=== Your goal ===
Output the data in full. Keep every word exact and exclude the pictures.

Records to process Start Marker

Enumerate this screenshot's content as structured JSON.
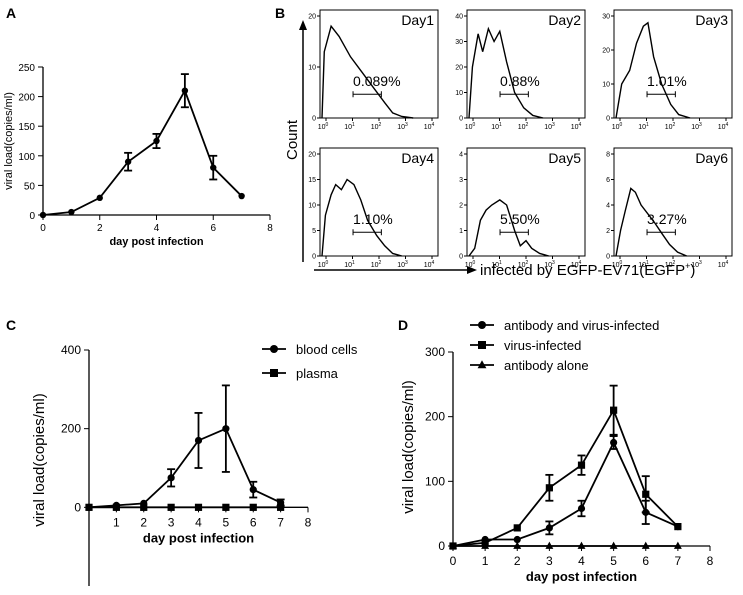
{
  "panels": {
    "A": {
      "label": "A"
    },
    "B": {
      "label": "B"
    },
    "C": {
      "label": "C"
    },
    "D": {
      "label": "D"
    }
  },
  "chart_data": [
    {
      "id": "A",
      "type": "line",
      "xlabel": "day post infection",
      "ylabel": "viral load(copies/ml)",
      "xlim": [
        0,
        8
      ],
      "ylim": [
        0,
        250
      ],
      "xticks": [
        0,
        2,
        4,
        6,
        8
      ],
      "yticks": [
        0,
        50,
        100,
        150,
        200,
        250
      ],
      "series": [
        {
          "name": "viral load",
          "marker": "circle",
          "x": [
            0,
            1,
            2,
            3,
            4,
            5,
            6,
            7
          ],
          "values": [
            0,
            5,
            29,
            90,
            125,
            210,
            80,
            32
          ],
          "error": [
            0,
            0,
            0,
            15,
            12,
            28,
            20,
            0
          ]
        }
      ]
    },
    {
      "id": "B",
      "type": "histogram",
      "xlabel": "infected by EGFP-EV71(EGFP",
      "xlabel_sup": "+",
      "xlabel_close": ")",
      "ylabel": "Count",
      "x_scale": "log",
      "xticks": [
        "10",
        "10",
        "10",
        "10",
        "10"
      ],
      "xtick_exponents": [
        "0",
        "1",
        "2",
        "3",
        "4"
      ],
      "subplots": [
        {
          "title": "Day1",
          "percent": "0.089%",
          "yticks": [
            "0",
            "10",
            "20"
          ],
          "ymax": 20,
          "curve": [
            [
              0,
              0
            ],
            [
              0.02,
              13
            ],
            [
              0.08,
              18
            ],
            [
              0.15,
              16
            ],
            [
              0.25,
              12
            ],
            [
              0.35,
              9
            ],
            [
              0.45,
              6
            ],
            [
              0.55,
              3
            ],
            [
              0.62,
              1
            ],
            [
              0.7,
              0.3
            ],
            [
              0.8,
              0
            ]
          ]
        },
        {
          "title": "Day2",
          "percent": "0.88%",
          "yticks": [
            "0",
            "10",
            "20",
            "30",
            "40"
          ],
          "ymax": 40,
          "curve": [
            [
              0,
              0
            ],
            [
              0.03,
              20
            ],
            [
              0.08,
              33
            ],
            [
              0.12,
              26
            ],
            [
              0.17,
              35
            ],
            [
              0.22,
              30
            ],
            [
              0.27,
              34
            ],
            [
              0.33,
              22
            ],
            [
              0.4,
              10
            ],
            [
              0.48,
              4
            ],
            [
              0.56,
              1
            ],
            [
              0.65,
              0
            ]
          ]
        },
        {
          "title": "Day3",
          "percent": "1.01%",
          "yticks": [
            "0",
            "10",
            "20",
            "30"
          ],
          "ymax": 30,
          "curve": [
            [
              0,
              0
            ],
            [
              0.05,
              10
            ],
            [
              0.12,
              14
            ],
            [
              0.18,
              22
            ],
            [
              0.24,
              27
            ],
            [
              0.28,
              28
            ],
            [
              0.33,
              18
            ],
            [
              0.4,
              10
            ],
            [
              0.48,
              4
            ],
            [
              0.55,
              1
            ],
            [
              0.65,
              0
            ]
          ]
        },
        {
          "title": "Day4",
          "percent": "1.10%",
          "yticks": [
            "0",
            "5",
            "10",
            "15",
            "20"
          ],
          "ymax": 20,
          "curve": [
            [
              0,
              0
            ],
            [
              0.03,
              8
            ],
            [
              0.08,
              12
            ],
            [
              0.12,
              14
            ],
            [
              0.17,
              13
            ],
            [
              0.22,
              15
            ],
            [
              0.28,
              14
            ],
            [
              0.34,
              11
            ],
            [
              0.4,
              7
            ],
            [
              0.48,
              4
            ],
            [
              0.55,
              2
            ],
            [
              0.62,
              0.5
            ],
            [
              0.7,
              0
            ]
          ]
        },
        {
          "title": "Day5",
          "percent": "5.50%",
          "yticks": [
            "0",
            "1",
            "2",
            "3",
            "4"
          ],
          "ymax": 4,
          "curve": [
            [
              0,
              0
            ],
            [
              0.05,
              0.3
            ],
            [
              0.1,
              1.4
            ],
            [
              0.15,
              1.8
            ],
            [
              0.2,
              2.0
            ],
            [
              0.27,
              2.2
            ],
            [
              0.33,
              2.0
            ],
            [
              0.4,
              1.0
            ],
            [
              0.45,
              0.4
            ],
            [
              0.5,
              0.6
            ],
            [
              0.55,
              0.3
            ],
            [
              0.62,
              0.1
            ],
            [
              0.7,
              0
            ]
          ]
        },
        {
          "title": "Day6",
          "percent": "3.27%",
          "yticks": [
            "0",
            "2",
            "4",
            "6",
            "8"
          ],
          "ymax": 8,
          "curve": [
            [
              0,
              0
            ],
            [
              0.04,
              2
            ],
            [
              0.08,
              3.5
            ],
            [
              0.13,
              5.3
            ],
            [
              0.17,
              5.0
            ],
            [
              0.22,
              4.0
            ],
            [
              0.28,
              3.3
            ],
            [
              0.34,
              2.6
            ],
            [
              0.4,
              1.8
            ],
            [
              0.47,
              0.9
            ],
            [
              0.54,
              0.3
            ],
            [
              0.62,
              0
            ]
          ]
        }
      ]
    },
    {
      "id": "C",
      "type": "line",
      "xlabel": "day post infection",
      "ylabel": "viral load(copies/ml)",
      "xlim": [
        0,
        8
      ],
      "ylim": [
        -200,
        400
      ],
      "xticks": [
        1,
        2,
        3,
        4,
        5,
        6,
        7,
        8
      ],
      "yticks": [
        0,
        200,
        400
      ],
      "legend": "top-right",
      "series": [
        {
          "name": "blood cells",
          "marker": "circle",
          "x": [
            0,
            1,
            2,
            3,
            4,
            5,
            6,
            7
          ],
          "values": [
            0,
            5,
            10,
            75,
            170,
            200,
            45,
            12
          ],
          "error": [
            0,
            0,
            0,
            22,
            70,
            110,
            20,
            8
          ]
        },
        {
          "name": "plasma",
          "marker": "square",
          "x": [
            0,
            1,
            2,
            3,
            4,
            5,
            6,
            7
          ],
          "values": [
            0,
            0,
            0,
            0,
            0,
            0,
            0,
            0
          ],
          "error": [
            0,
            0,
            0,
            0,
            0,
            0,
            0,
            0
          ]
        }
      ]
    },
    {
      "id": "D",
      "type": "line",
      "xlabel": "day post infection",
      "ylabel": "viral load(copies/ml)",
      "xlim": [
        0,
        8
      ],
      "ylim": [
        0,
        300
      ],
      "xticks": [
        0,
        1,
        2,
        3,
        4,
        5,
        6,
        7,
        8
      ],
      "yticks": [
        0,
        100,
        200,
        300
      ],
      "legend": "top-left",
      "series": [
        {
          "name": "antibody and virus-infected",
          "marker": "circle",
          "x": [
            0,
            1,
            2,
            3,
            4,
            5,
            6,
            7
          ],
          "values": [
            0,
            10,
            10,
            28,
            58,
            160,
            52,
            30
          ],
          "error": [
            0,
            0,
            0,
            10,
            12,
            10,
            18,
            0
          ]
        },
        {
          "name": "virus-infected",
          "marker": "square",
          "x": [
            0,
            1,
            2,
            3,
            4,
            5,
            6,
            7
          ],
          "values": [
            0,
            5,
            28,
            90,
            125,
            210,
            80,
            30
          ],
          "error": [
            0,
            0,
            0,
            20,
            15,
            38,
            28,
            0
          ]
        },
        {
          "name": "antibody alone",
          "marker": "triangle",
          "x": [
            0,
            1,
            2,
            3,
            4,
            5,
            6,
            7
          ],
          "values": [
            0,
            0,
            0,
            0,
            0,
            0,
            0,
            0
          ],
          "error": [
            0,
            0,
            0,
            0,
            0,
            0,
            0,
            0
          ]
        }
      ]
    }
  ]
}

Records to process End Marker

=== Exercise solution ===
Enumerate this screenshot's content as structured JSON.
{
  "panels": {
    "A": {
      "label": "A"
    },
    "B": {
      "label": "B"
    },
    "C": {
      "label": "C"
    },
    "D": {
      "label": "D"
    }
  },
  "chart_data": [
    {
      "id": "A",
      "type": "line",
      "xlabel": "day post infection",
      "ylabel": "viral load(copies/ml)",
      "xlim": [
        0,
        8
      ],
      "ylim": [
        0,
        250
      ],
      "xticks": [
        0,
        2,
        4,
        6,
        8
      ],
      "yticks": [
        0,
        50,
        100,
        150,
        200,
        250
      ],
      "series": [
        {
          "name": "viral load",
          "marker": "circle",
          "x": [
            0,
            1,
            2,
            3,
            4,
            5,
            6,
            7
          ],
          "values": [
            0,
            5,
            29,
            90,
            125,
            210,
            80,
            32
          ],
          "error": [
            0,
            0,
            0,
            15,
            12,
            28,
            20,
            0
          ]
        }
      ]
    },
    {
      "id": "B",
      "type": "histogram",
      "xlabel": "infected by EGFP-EV71(EGFP",
      "xlabel_sup": "+",
      "xlabel_close": ")",
      "ylabel": "Count",
      "x_scale": "log",
      "xticks": [
        "10",
        "10",
        "10",
        "10",
        "10"
      ],
      "xtick_exponents": [
        "0",
        "1",
        "2",
        "3",
        "4"
      ],
      "subplots": [
        {
          "title": "Day1",
          "percent": "0.089%",
          "yticks": [
            "0",
            "10",
            "20"
          ],
          "ymax": 20,
          "curve": [
            [
              0,
              0
            ],
            [
              0.02,
              13
            ],
            [
              0.08,
              18
            ],
            [
              0.15,
              16
            ],
            [
              0.25,
              12
            ],
            [
              0.35,
              9
            ],
            [
              0.45,
              6
            ],
            [
              0.55,
              3
            ],
            [
              0.62,
              1
            ],
            [
              0.7,
              0.3
            ],
            [
              0.8,
              0
            ]
          ]
        },
        {
          "title": "Day2",
          "percent": "0.88%",
          "yticks": [
            "0",
            "10",
            "20",
            "30",
            "40"
          ],
          "ymax": 40,
          "curve": [
            [
              0,
              0
            ],
            [
              0.03,
              20
            ],
            [
              0.08,
              33
            ],
            [
              0.12,
              26
            ],
            [
              0.17,
              35
            ],
            [
              0.22,
              30
            ],
            [
              0.27,
              34
            ],
            [
              0.33,
              22
            ],
            [
              0.4,
              10
            ],
            [
              0.48,
              4
            ],
            [
              0.56,
              1
            ],
            [
              0.65,
              0
            ]
          ]
        },
        {
          "title": "Day3",
          "percent": "1.01%",
          "yticks": [
            "0",
            "10",
            "20",
            "30"
          ],
          "ymax": 30,
          "curve": [
            [
              0,
              0
            ],
            [
              0.05,
              10
            ],
            [
              0.12,
              14
            ],
            [
              0.18,
              22
            ],
            [
              0.24,
              27
            ],
            [
              0.28,
              28
            ],
            [
              0.33,
              18
            ],
            [
              0.4,
              10
            ],
            [
              0.48,
              4
            ],
            [
              0.55,
              1
            ],
            [
              0.65,
              0
            ]
          ]
        },
        {
          "title": "Day4",
          "percent": "1.10%",
          "yticks": [
            "0",
            "5",
            "10",
            "15",
            "20"
          ],
          "ymax": 20,
          "curve": [
            [
              0,
              0
            ],
            [
              0.03,
              8
            ],
            [
              0.08,
              12
            ],
            [
              0.12,
              14
            ],
            [
              0.17,
              13
            ],
            [
              0.22,
              15
            ],
            [
              0.28,
              14
            ],
            [
              0.34,
              11
            ],
            [
              0.4,
              7
            ],
            [
              0.48,
              4
            ],
            [
              0.55,
              2
            ],
            [
              0.62,
              0.5
            ],
            [
              0.7,
              0
            ]
          ]
        },
        {
          "title": "Day5",
          "percent": "5.50%",
          "yticks": [
            "0",
            "1",
            "2",
            "3",
            "4"
          ],
          "ymax": 4,
          "curve": [
            [
              0,
              0
            ],
            [
              0.05,
              0.3
            ],
            [
              0.1,
              1.4
            ],
            [
              0.15,
              1.8
            ],
            [
              0.2,
              2.0
            ],
            [
              0.27,
              2.2
            ],
            [
              0.33,
              2.0
            ],
            [
              0.4,
              1.0
            ],
            [
              0.45,
              0.4
            ],
            [
              0.5,
              0.6
            ],
            [
              0.55,
              0.3
            ],
            [
              0.62,
              0.1
            ],
            [
              0.7,
              0
            ]
          ]
        },
        {
          "title": "Day6",
          "percent": "3.27%",
          "yticks": [
            "0",
            "2",
            "4",
            "6",
            "8"
          ],
          "ymax": 8,
          "curve": [
            [
              0,
              0
            ],
            [
              0.04,
              2
            ],
            [
              0.08,
              3.5
            ],
            [
              0.13,
              5.3
            ],
            [
              0.17,
              5.0
            ],
            [
              0.22,
              4.0
            ],
            [
              0.28,
              3.3
            ],
            [
              0.34,
              2.6
            ],
            [
              0.4,
              1.8
            ],
            [
              0.47,
              0.9
            ],
            [
              0.54,
              0.3
            ],
            [
              0.62,
              0
            ]
          ]
        }
      ]
    },
    {
      "id": "C",
      "type": "line",
      "xlabel": "day post infection",
      "ylabel": "viral load(copies/ml)",
      "xlim": [
        0,
        8
      ],
      "ylim": [
        -200,
        400
      ],
      "xticks": [
        1,
        2,
        3,
        4,
        5,
        6,
        7,
        8
      ],
      "yticks": [
        0,
        200,
        400
      ],
      "legend": "top-right",
      "series": [
        {
          "name": "blood cells",
          "marker": "circle",
          "x": [
            0,
            1,
            2,
            3,
            4,
            5,
            6,
            7
          ],
          "values": [
            0,
            5,
            10,
            75,
            170,
            200,
            45,
            12
          ],
          "error": [
            0,
            0,
            0,
            22,
            70,
            110,
            20,
            8
          ]
        },
        {
          "name": "plasma",
          "marker": "square",
          "x": [
            0,
            1,
            2,
            3,
            4,
            5,
            6,
            7
          ],
          "values": [
            0,
            0,
            0,
            0,
            0,
            0,
            0,
            0
          ],
          "error": [
            0,
            0,
            0,
            0,
            0,
            0,
            0,
            0
          ]
        }
      ]
    },
    {
      "id": "D",
      "type": "line",
      "xlabel": "day post infection",
      "ylabel": "viral load(copies/ml)",
      "xlim": [
        0,
        8
      ],
      "ylim": [
        0,
        300
      ],
      "xticks": [
        0,
        1,
        2,
        3,
        4,
        5,
        6,
        7,
        8
      ],
      "yticks": [
        0,
        100,
        200,
        300
      ],
      "legend": "top-left",
      "series": [
        {
          "name": "antibody and virus-infected",
          "marker": "circle",
          "x": [
            0,
            1,
            2,
            3,
            4,
            5,
            6,
            7
          ],
          "values": [
            0,
            10,
            10,
            28,
            58,
            160,
            52,
            30
          ],
          "error": [
            0,
            0,
            0,
            10,
            12,
            10,
            18,
            0
          ]
        },
        {
          "name": "virus-infected",
          "marker": "square",
          "x": [
            0,
            1,
            2,
            3,
            4,
            5,
            6,
            7
          ],
          "values": [
            0,
            5,
            28,
            90,
            125,
            210,
            80,
            30
          ],
          "error": [
            0,
            0,
            0,
            20,
            15,
            38,
            28,
            0
          ]
        },
        {
          "name": "antibody alone",
          "marker": "triangle",
          "x": [
            0,
            1,
            2,
            3,
            4,
            5,
            6,
            7
          ],
          "values": [
            0,
            0,
            0,
            0,
            0,
            0,
            0,
            0
          ],
          "error": [
            0,
            0,
            0,
            0,
            0,
            0,
            0,
            0
          ]
        }
      ]
    }
  ]
}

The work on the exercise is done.